Work to be completed: Lift out each line of the data that holds "toprak".

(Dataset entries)
▬▬▬
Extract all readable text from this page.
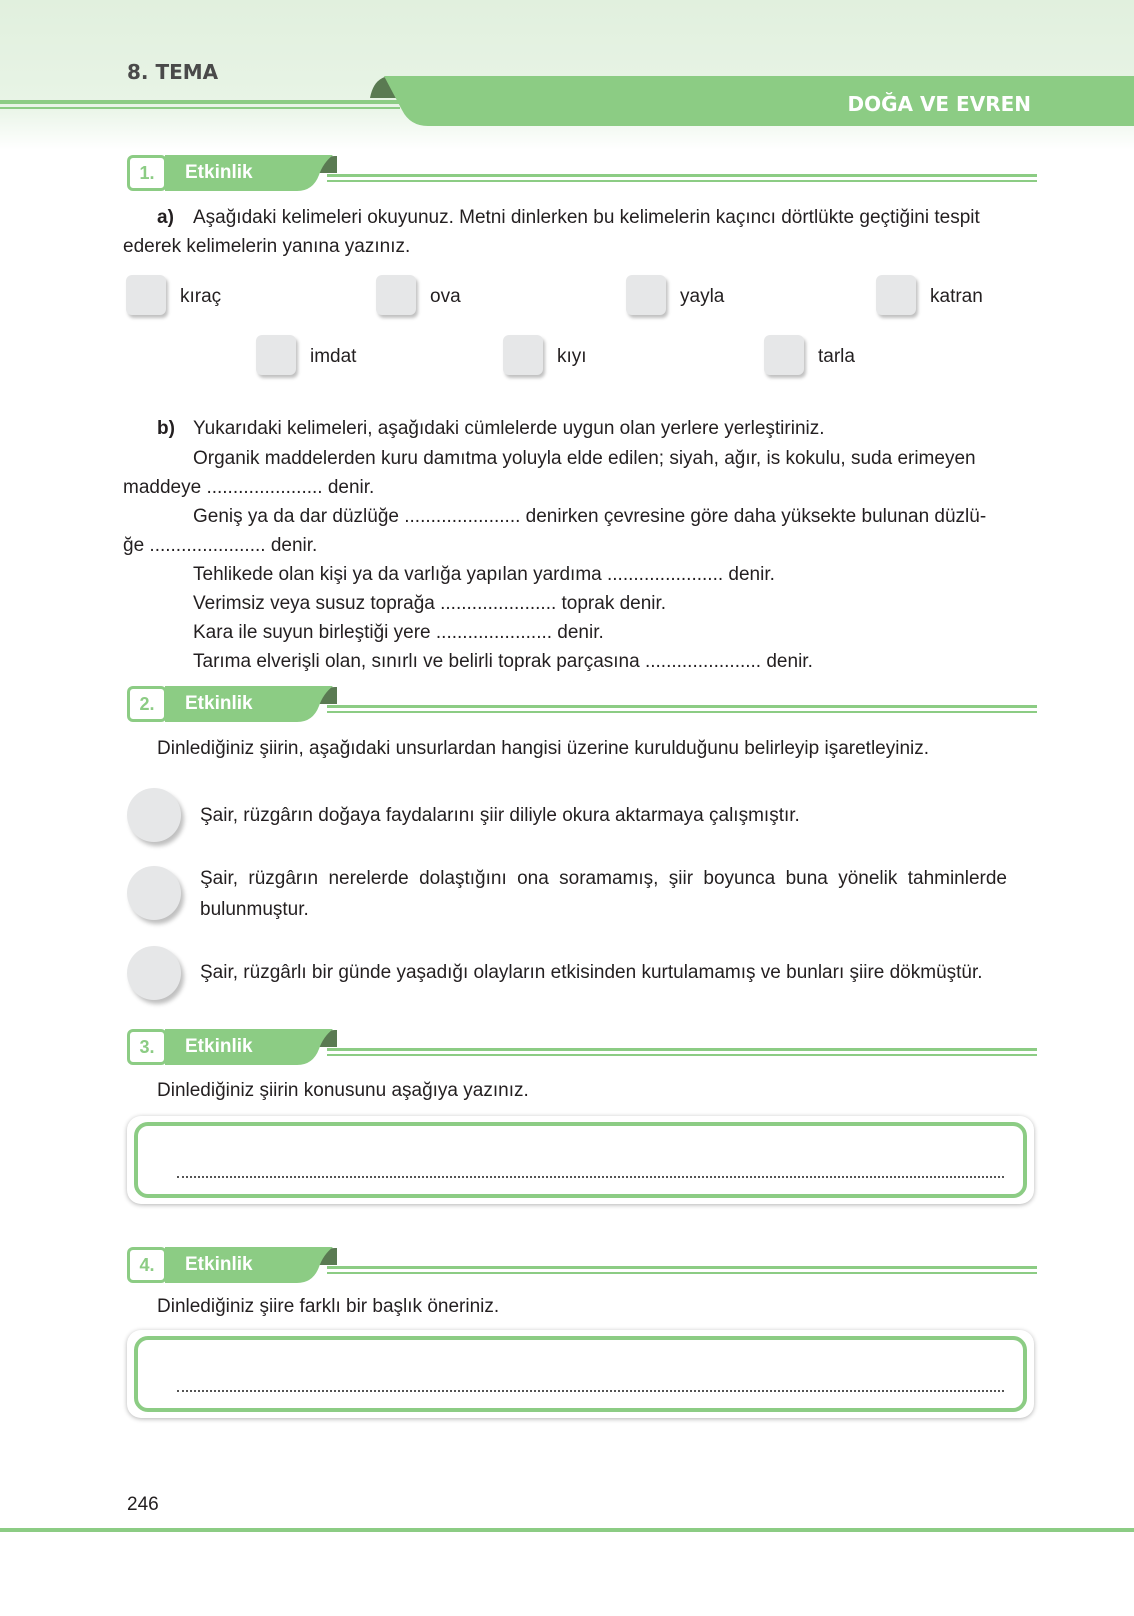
8. TEMA
DOĞA VE EVREN
1.	Etkinlik
a) Aşağıdaki kelimeleri okuyunuz. Metni dinlerken bu kelimelerin kaçıncı dörtlükte geçtiğini tespit
ederek kelimelerin yanına yazınız.
kıraç	ova	yayla	katran
imdat	kıyı	tarla
b) Yukarıdaki kelimeleri, aşağıdaki cümlelerde uygun olan yerlere yerleştiriniz.
Organik maddelerden kuru damıtma yoluyla elde edilen; siyah, ağır, is kokulu, suda erimeyen
maddeye ...................... denir.
Geniş ya da dar düzlüğe ...................... denirken çevresine göre daha yüksekte bulunan düzlü-
ğe ...................... denir.
Tehlikede olan kişi ya da varlığa yapılan yardıma ...................... denir.
Verimsiz veya susuz toprağa ...................... toprak denir.
Kara ile suyun birleştiği yere ...................... denir.
Tarıma elverişli olan, sınırlı ve belirli toprak parçasına ...................... denir.
2.	Etkinlik
Dinlediğiniz şiirin, aşağıdaki unsurlardan hangisi üzerine kurulduğunu belirleyip işaretleyiniz.
Şair, rüzgârın doğaya faydalarını şiir diliyle okura aktarmaya çalışmıştır.
Şair, rüzgârın nerelerde dolaştığını ona soramamış, şiir boyunca buna yönelik tahminlerde
bulunmuştur.
Şair, rüzgârlı bir günde yaşadığı olayların etkisinden kurtulamamış ve bunları şiire dökmüştür.
3.	Etkinlik
Dinlediğiniz şiirin konusunu aşağıya yazınız.
4.	Etkinlik
Dinlediğiniz şiire farklı bir başlık öneriniz.
246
▬▬▬
Correct result:
Verimsiz veya susuz toprağa ...................... toprak denir.
Tarıma elverişli olan, sınırlı ve belirli toprak parçasına ...................... denir.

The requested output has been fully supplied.